GIVEN TASK
Locate each line below that includes "data" and reproduce it.
>>
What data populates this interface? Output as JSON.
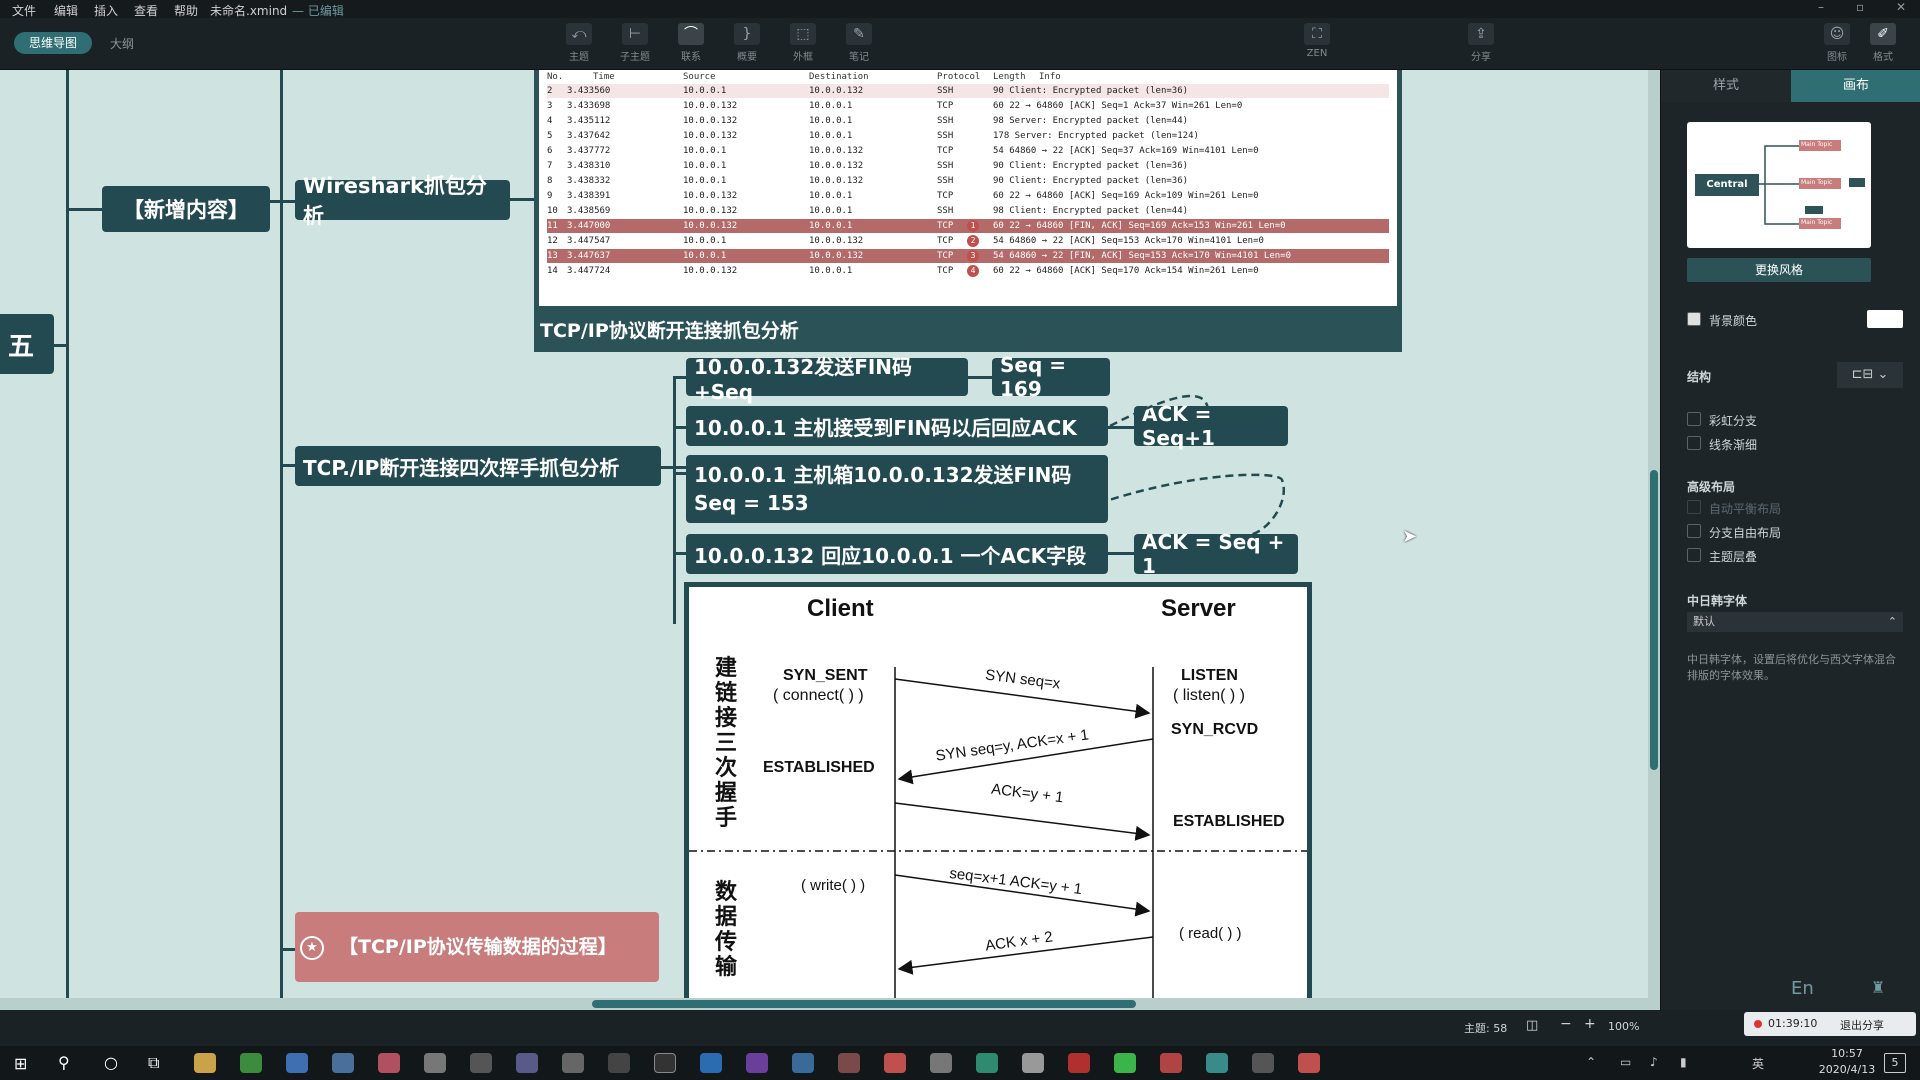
{
  "menubar": {
    "items": [
      "文件",
      "编辑",
      "插入",
      "查看",
      "帮助"
    ],
    "file_title": "未命名.xmind",
    "edit_state": "— 已编辑"
  },
  "toolbar": {
    "view_tabs": [
      "思维导图",
      "大纲"
    ],
    "tools": [
      "主题",
      "子主题",
      "联系",
      "概要",
      "外框",
      "笔记"
    ],
    "zen": "ZEN",
    "share": "分享",
    "icon_label": "图标",
    "format_label": "格式"
  },
  "mindmap": {
    "partial_topic": "五",
    "new_content": "【新增内容】",
    "wireshark_topic": "Wireshark抓包分析",
    "capture_caption": "TCP/IP协议断开连接抓包分析",
    "four_way_topic": "TCP./IP断开连接四次挥手抓包分析",
    "step1": "10.0.0.132发送FIN码+Seq",
    "step1_value": "Seq = 169",
    "step2": "10.0.0.1 主机接受到FIN码以后回应ACK",
    "step2_value": "ACK = Seq+1",
    "step3_line1": "10.0.0.1 主机箱10.0.0.132发送FIN码",
    "step3_line2": "Seq = 153",
    "step4": "10.0.0.132 回应10.0.0.1 一个ACK字段",
    "step4_value": "ACK = Seq + 1",
    "transfer_topic": "【TCP/IP协议传输数据的过程】"
  },
  "capture": {
    "headers": [
      "No.",
      "Time",
      "Source",
      "Destination",
      "Protocol",
      "Length",
      "Info"
    ],
    "rows": [
      {
        "no": "2",
        "time": "3.433560",
        "src": "10.0.0.1",
        "dst": "10.0.0.132",
        "proto": "SSH",
        "info": "90 Client: Encrypted packet (len=36)",
        "hl": false
      },
      {
        "no": "3",
        "time": "3.433698",
        "src": "10.0.0.132",
        "dst": "10.0.0.1",
        "proto": "TCP",
        "info": "60 22 → 64860 [ACK] Seq=1 Ack=37 Win=261 Len=0",
        "hl": false
      },
      {
        "no": "4",
        "time": "3.435112",
        "src": "10.0.0.132",
        "dst": "10.0.0.1",
        "proto": "SSH",
        "info": "98 Server: Encrypted packet (len=44)",
        "hl": false
      },
      {
        "no": "5",
        "time": "3.437642",
        "src": "10.0.0.132",
        "dst": "10.0.0.1",
        "proto": "SSH",
        "info": "178 Server: Encrypted packet (len=124)",
        "hl": false
      },
      {
        "no": "6",
        "time": "3.437772",
        "src": "10.0.0.1",
        "dst": "10.0.0.132",
        "proto": "TCP",
        "info": "54 64860 → 22 [ACK] Seq=37 Ack=169 Win=4101 Len=0",
        "hl": false
      },
      {
        "no": "7",
        "time": "3.438310",
        "src": "10.0.0.1",
        "dst": "10.0.0.132",
        "proto": "SSH",
        "info": "90 Client: Encrypted packet (len=36)",
        "hl": false
      },
      {
        "no": "8",
        "time": "3.438332",
        "src": "10.0.0.1",
        "dst": "10.0.0.132",
        "proto": "SSH",
        "info": "90 Client: Encrypted packet (len=36)",
        "hl": false
      },
      {
        "no": "9",
        "time": "3.438391",
        "src": "10.0.0.132",
        "dst": "10.0.0.1",
        "proto": "TCP",
        "info": "60 22 → 64860 [ACK] Seq=169 Ack=109 Win=261 Len=0",
        "hl": false
      },
      {
        "no": "10",
        "time": "3.438569",
        "src": "10.0.0.132",
        "dst": "10.0.0.1",
        "proto": "SSH",
        "info": "98 Client: Encrypted packet (len=44)",
        "hl": false
      },
      {
        "no": "11",
        "time": "3.447000",
        "src": "10.0.0.132",
        "dst": "10.0.0.1",
        "proto": "TCP",
        "info": "60 22 → 64860 [FIN, ACK] Seq=169 Ack=153 Win=261 Len=0",
        "hl": true,
        "badge": "1"
      },
      {
        "no": "12",
        "time": "3.447547",
        "src": "10.0.0.1",
        "dst": "10.0.0.132",
        "proto": "TCP",
        "info": "54 64860 → 22 [ACK] Seq=153 Ack=170 Win=4101 Len=0",
        "hl": false,
        "badge": "2"
      },
      {
        "no": "13",
        "time": "3.447637",
        "src": "10.0.0.1",
        "dst": "10.0.0.132",
        "proto": "TCP",
        "info": "54 64860 → 22 [FIN, ACK] Seq=153 Ack=170 Win=4101 Len=0",
        "hl": true,
        "badge": "3"
      },
      {
        "no": "14",
        "time": "3.447724",
        "src": "10.0.0.132",
        "dst": "10.0.0.1",
        "proto": "TCP",
        "info": "60 22 → 64860 [ACK] Seq=170 Ack=154 Win=261 Len=0",
        "hl": false,
        "badge": "4"
      }
    ]
  },
  "diagram": {
    "client": "Client",
    "server": "Server",
    "handshake_label": "建链接三次握手",
    "transfer_label": "数据传输",
    "syn_sent": "SYN_SENT",
    "connect": "( connect( ) )",
    "listen": "LISTEN",
    "listen_call": "( listen( ) )",
    "syn_rcvd": "SYN_RCVD",
    "established_client": "ESTABLISHED",
    "established_server": "ESTABLISHED",
    "msg1": "SYN seq=x",
    "msg2": "SYN seq=y, ACK=x + 1",
    "msg3": "ACK=y + 1",
    "write": "( write( ) )",
    "read": "( read( ) )",
    "msg4": "seq=x+1 ACK=y + 1",
    "msg5": "ACK x + 2"
  },
  "rightpanel": {
    "tabs": [
      "样式",
      "画布"
    ],
    "preview_central": "Central topic",
    "preview_main": "Main Topic",
    "change_style": "更换风格",
    "bg_color": "背景颜色",
    "structure": "结构",
    "rainbow": "彩虹分支",
    "taper": "线条渐细",
    "advanced": "高级布局",
    "auto_balance": "自动平衡布局",
    "free_layout": "分支自由布局",
    "overlap": "主题层叠",
    "cjk_font": "中日韩字体",
    "cjk_default": "默认",
    "cjk_desc": "中日韩字体，设置后将优化与西文字体混合排版的字体效果。",
    "ime": "En",
    "timer": "01:39:10",
    "exit_share": "退出分享"
  },
  "statusbar": {
    "topics": "主题: 58",
    "zoom": "100%"
  },
  "taskbar": {
    "time": "10:57",
    "date": "2020/4/13",
    "lang": "英",
    "notif": "5"
  }
}
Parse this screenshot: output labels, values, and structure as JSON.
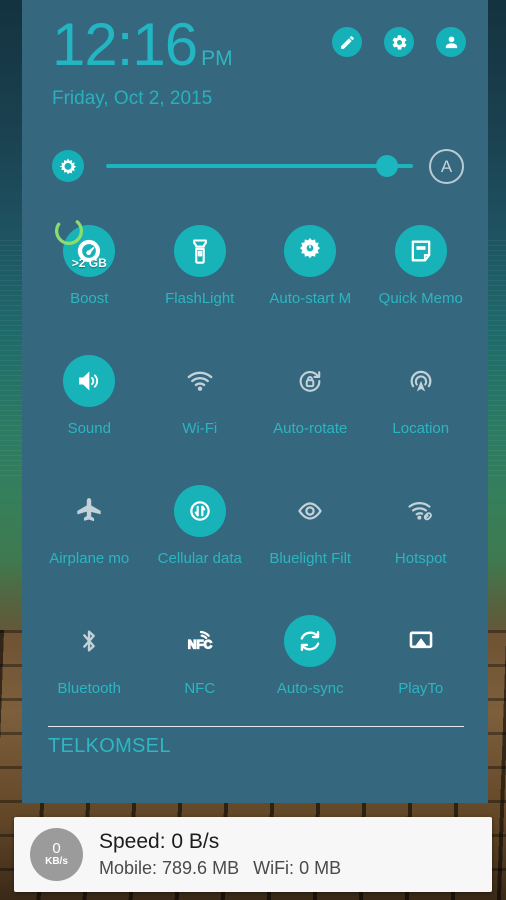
{
  "status": {
    "panel_bg": "#35687e",
    "accent_on": "#17b3b9",
    "label_color": "#2cb5c1",
    "boost_ring_color": "#8ade6d"
  },
  "header": {
    "time": "12:16",
    "ampm": "PM",
    "date": "Friday, Oct 2, 2015",
    "buttons": [
      {
        "name": "edit-button",
        "icon": "pencil-icon"
      },
      {
        "name": "settings-button",
        "icon": "gear-icon"
      },
      {
        "name": "profile-button",
        "icon": "user-icon"
      }
    ]
  },
  "brightness": {
    "icon": "brightness-icon",
    "value_percent": 88,
    "auto_label": "A"
  },
  "tiles": [
    {
      "label": "Boost",
      "icon": "boost-gauge-icon",
      "state": "on",
      "badge": ">2 GB",
      "ring_percent": 72
    },
    {
      "label": "FlashLight",
      "icon": "flashlight-icon",
      "state": "on"
    },
    {
      "label": "Auto-start M",
      "icon": "autostart-gear-icon",
      "state": "on"
    },
    {
      "label": "Quick Memo",
      "icon": "memo-icon",
      "state": "on"
    },
    {
      "label": "Sound",
      "icon": "speaker-icon",
      "state": "on"
    },
    {
      "label": "Wi-Fi",
      "icon": "wifi-icon",
      "state": "off"
    },
    {
      "label": "Auto-rotate",
      "icon": "rotate-lock-icon",
      "state": "off"
    },
    {
      "label": "Location",
      "icon": "location-icon",
      "state": "off"
    },
    {
      "label": "Airplane mo",
      "icon": "airplane-icon",
      "state": "off"
    },
    {
      "label": "Cellular data",
      "icon": "cellular-data-icon",
      "state": "on"
    },
    {
      "label": "Bluelight Filt",
      "icon": "eye-icon",
      "state": "off"
    },
    {
      "label": "Hotspot",
      "icon": "hotspot-icon",
      "state": "off"
    },
    {
      "label": "Bluetooth",
      "icon": "bluetooth-icon",
      "state": "off"
    },
    {
      "label": "NFC",
      "icon": "nfc-icon",
      "state": "white"
    },
    {
      "label": "Auto-sync",
      "icon": "sync-icon",
      "state": "on"
    },
    {
      "label": "PlayTo",
      "icon": "cast-icon",
      "state": "white"
    }
  ],
  "carrier": "TELKOMSEL",
  "notification": {
    "badge_value": "0",
    "badge_unit": "KB/s",
    "title": "Speed: 0 B/s",
    "mobile": "Mobile: 789.6 MB",
    "wifi": "WiFi: 0 MB"
  }
}
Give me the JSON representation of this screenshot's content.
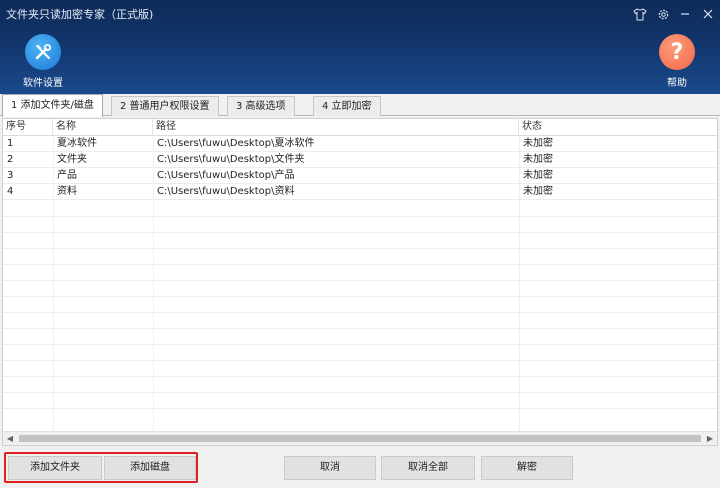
{
  "window": {
    "title": "文件夹只读加密专家（正式版)",
    "controls": {
      "skin_icon": "tshirt-icon",
      "settings_icon": "gear-icon",
      "minimize_icon": "minimize-icon",
      "close_icon": "close-icon"
    }
  },
  "toolbar": {
    "settings_label": "软件设置",
    "help_label": "帮助",
    "help_glyph": "?"
  },
  "tabs": [
    {
      "label": "1 添加文件夹/磁盘",
      "active": true
    },
    {
      "label": "2 普通用户权限设置",
      "active": false
    },
    {
      "label": "3 高级选项",
      "active": false
    },
    {
      "label": "4 立即加密",
      "active": false
    }
  ],
  "table": {
    "columns": [
      "序号",
      "名称",
      "路径",
      "状态"
    ],
    "rows": [
      {
        "index": "1",
        "name": "夏冰软件",
        "path": "C:\\Users\\fuwu\\Desktop\\夏冰软件",
        "status": "未加密"
      },
      {
        "index": "2",
        "name": "文件夹",
        "path": "C:\\Users\\fuwu\\Desktop\\文件夹",
        "status": "未加密"
      },
      {
        "index": "3",
        "name": "产品",
        "path": "C:\\Users\\fuwu\\Desktop\\产品",
        "status": "未加密"
      },
      {
        "index": "4",
        "name": "资料",
        "path": "C:\\Users\\fuwu\\Desktop\\资料",
        "status": "未加密"
      }
    ]
  },
  "buttons": {
    "add_folder": "添加文件夹",
    "add_disk": "添加磁盘",
    "cancel": "取消",
    "cancel_all": "取消全部",
    "decrypt": "解密"
  },
  "colors": {
    "header_bg": "#12356b",
    "settings_icon_bg": "#1a78d6",
    "help_icon_bg": "#f06a48",
    "highlight_border": "#e02020"
  }
}
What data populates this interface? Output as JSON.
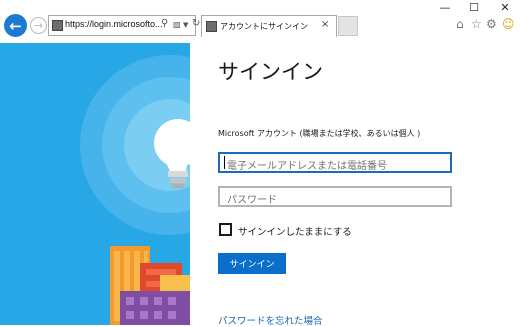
{
  "browser": {
    "address_url": "https://login.microsofto...",
    "tab_title": "アカウントにサインイン",
    "window_controls": [
      "minimize",
      "maximize",
      "close"
    ],
    "toolbar_icons": [
      "home-icon",
      "star-icon",
      "gear-icon",
      "smiley-icon"
    ]
  },
  "signin": {
    "title": "サインイン",
    "subtitle": "Microsoft アカウント (職場または学校、あるいは個人 )",
    "email_placeholder": "電子メールアドレスまたは電話番号",
    "password_placeholder": "パスワード",
    "keep_signed_in": "サインインしたままにする",
    "signin_button": "サインイン",
    "forgot_password": "パスワードを忘れた場合"
  },
  "colors": {
    "accent": "#0a6fcb",
    "illustration_bg": "#28a7e6",
    "link": "#1665b4"
  }
}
<<
FINISHED TASK
What data populates this interface? Output as JSON.
      "label": "Cellular data",
      "icon": "cellular-data-icon",
What data populates this interface? Output as JSON.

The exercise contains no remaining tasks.